**EXERCISE TASK:**
Images appear in the records below; leave them out and repeat everything else exactly.

Collected data:
++++++++++++++++++++

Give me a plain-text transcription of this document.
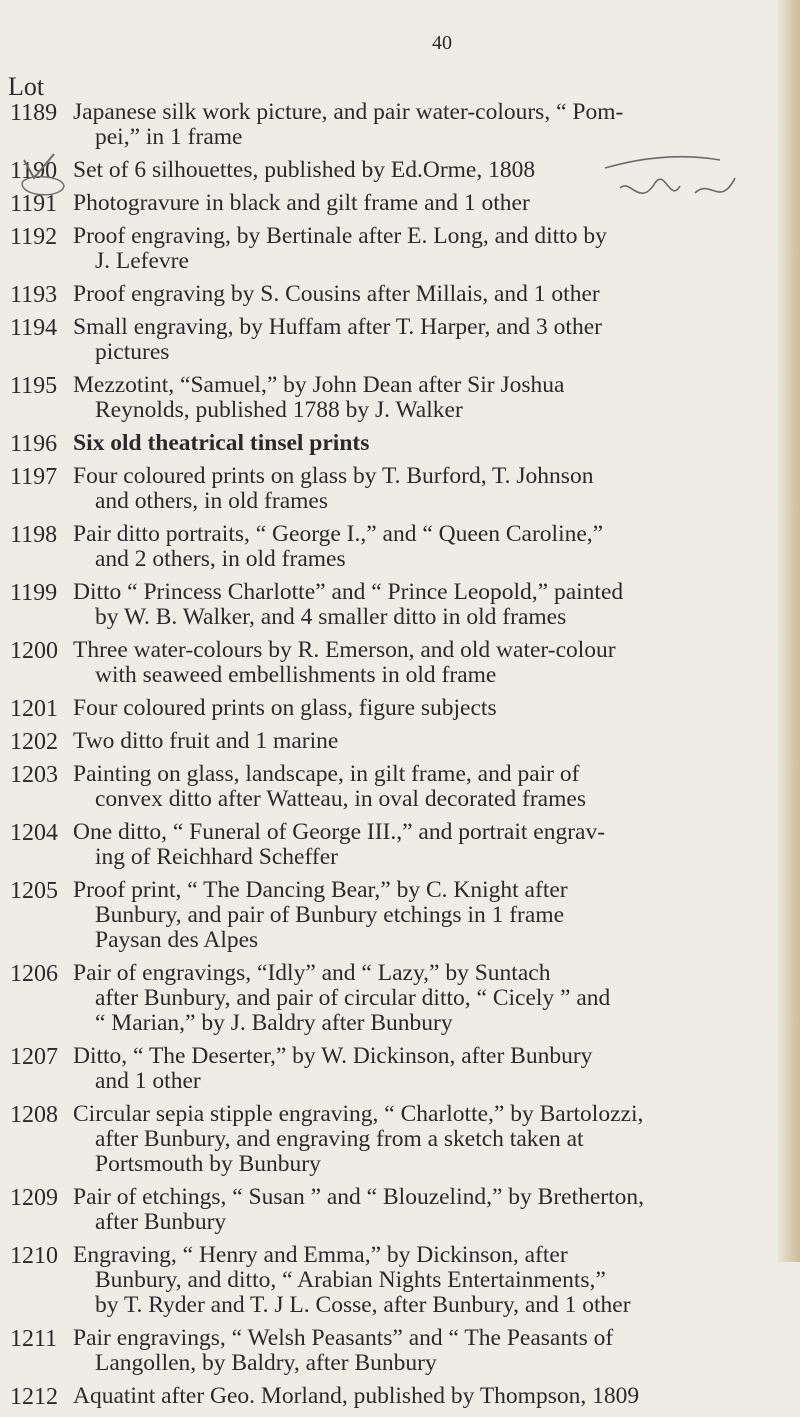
40
Lot
1189 Japanese silk work picture, and pair water-colours, “ Pom-
pei,” in 1 frame
1190 Set of 6 silhouettes, published by Ed.Orme, 1808
1191 Photogravure in black and gilt frame and 1 other
1192 Proof engraving, by Bertinale after E. Long, and ditto by
J. Lefevre
1193 Proof engraving by S. Cousins after Millais, and 1 other
1194 Small engraving, by Huffam after T. Harper, and 3 other
pictures
1195 Mezzotint, “Samuel,” by John Dean after Sir Joshua
Reynolds, published 1788 by J. Walker
1196 Six old theatrical tinsel prints
1197 Four coloured prints on glass by T. Burford, T. Johnson
and others, in old frames
1198 Pair ditto portraits, “ George I.,” and “ Queen Caroline,”
and 2 others, in old frames
1199 Ditto “ Princess Charlotte” and “ Prince Leopold,” painted
by W. B. Walker, and 4 smaller ditto in old frames
1200 Three water-colours by R. Emerson, and old water-colour
with seaweed embellishments in old frame
1201 Four coloured prints on glass, figure subjects
1202 Two ditto fruit and 1 marine
1203 Painting on glass, landscape, in gilt frame, and pair of
convex ditto after Watteau, in oval decorated frames
1204 One ditto, “ Funeral of George III.,” and portrait engrav-
ing of Reichhard Scheffer
1205 Proof print, “ The Dancing Bear,” by C. Knight after
Bunbury, and pair of Bunbury etchings in 1 frame
Paysan des Alpes
1206 Pair of engravings, “Idly” and “ Lazy,” by Suntach
after Bunbury, and pair of circular ditto, “ Cicely ” and
“ Marian,” by J. Baldry after Bunbury
1207 Ditto, “ The Deserter,” by W. Dickinson, after Bunbury
and 1 other
1208 Circular sepia stipple engraving, “ Charlotte,” by Bartolozzi,
after Bunbury, and engraving from a sketch taken at
Portsmouth by Bunbury
1209 Pair of etchings, “ Susan ” and “ Blouzelind,” by Bretherton,
after Bunbury
1210 Engraving, “ Henry and Emma,” by Dickinson, after
Bunbury, and ditto, “ Arabian Nights Entertainments,”
by T. Ryder and T. J L. Cosse, after Bunbury, and 1 other
1211 Pair engravings, “ Welsh Peasants” and “ The Peasants of
Langollen, by Baldry, after Bunbury
1212 Aquatint after Geo. Morland, published by Thompson, 1809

++++++++++++++++++++

**ANSWER TO THE TASK:**
Give me a plain-text transcription of this document.
40
Lot
1189 Japanese silk work picture, and pair water-colours, “ Pom-
pei,” in 1 frame
1190 Set of 6 silhouettes, published by Ed.Orme, 1808
1191 Photogravure in black and gilt frame and 1 other
1192 Proof engraving, by Bertinale after E. Long, and ditto by
J. Lefevre
1193 Proof engraving by S. Cousins after Millais, and 1 other
1194 Small engraving, by Huffam after T. Harper, and 3 other
pictures
1195 Mezzotint, “Samuel,” by John Dean after Sir Joshua
Reynolds, published 1788 by J. Walker
1196 Six old theatrical tinsel prints
1197 Four coloured prints on glass by T. Burford, T. Johnson
and others, in old frames
1198 Pair ditto portraits, “ George I.,” and “ Queen Caroline,”
and 2 others, in old frames
1199 Ditto “ Princess Charlotte” and “ Prince Leopold,” painted
by W. B. Walker, and 4 smaller ditto in old frames
1200 Three water-colours by R. Emerson, and old water-colour
with seaweed embellishments in old frame
1201 Four coloured prints on glass, figure subjects
1202 Two ditto fruit and 1 marine
1203 Painting on glass, landscape, in gilt frame, and pair of
convex ditto after Watteau, in oval decorated frames
1204 One ditto, “ Funeral of George III.,” and portrait engrav-
ing of Reichhard Scheffer
1205 Proof print, “ The Dancing Bear,” by C. Knight after
Bunbury, and pair of Bunbury etchings in 1 frame
Paysan des Alpes
1206 Pair of engravings, “Idly” and “ Lazy,” by Suntach
after Bunbury, and pair of circular ditto, “ Cicely ” and
“ Marian,” by J. Baldry after Bunbury
1207 Ditto, “ The Deserter,” by W. Dickinson, after Bunbury
and 1 other
1208 Circular sepia stipple engraving, “ Charlotte,” by Bartolozzi,
after Bunbury, and engraving from a sketch taken at
Portsmouth by Bunbury
1209 Pair of etchings, “ Susan ” and “ Blouzelind,” by Bretherton,
after Bunbury
1210 Engraving, “ Henry and Emma,” by Dickinson, after
Bunbury, and ditto, “ Arabian Nights Entertainments,”
by T. Ryder and T. J L. Cosse, after Bunbury, and 1 other
1211 Pair engravings, “ Welsh Peasants” and “ The Peasants of
Langollen, by Baldry, after Bunbury
1212 Aquatint after Geo. Morland, published by Thompson, 1809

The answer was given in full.